'''
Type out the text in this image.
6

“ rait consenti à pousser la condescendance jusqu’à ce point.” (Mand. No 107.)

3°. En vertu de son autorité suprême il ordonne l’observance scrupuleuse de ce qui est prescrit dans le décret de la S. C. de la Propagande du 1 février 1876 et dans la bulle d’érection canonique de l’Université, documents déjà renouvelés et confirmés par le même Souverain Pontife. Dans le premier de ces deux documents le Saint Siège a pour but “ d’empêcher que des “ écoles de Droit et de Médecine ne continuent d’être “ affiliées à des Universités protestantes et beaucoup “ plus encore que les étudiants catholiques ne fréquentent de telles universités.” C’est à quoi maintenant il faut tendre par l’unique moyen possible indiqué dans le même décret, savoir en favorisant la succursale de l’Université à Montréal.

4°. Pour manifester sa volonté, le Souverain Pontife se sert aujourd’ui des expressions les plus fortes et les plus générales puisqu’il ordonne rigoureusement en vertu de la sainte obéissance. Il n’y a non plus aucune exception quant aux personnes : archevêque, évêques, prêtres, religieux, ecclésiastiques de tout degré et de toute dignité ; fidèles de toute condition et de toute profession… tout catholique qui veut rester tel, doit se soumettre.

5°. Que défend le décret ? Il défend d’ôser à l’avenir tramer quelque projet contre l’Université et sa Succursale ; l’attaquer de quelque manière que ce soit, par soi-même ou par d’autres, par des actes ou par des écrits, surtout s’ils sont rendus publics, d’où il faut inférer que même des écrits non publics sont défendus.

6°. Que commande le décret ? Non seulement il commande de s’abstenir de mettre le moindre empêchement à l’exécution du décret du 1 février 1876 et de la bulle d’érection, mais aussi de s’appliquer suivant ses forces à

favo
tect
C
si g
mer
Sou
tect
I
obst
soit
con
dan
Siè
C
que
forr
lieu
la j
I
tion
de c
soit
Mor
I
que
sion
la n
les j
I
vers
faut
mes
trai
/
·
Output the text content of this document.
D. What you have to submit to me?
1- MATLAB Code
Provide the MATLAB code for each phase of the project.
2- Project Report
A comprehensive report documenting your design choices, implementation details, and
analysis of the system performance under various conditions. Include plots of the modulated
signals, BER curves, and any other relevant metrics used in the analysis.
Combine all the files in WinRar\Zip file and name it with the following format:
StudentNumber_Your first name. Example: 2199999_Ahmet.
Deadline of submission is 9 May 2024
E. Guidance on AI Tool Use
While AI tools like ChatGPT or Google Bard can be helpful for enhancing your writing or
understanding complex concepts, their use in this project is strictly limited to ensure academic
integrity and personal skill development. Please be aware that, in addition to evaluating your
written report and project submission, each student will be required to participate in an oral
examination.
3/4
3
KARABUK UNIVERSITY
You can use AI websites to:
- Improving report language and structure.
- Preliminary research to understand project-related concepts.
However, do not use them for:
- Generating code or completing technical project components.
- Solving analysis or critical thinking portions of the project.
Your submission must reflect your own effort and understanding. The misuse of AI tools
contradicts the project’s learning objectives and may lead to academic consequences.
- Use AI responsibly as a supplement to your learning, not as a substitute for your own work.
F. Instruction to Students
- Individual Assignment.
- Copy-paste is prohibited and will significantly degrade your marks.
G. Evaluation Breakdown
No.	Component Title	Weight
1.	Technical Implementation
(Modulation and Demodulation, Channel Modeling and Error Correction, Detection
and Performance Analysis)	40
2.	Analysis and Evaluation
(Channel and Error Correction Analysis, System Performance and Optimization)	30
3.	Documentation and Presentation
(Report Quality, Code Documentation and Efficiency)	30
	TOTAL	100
'''
TASK DETAILS>
Choose all lines containing the string "academic" and copy them out.

TASK SOLUTION>
understanding complex concepts, their use in this project is strictly limited to ensure academic
contradicts the project’s learning objectives and may lead to academic consequences.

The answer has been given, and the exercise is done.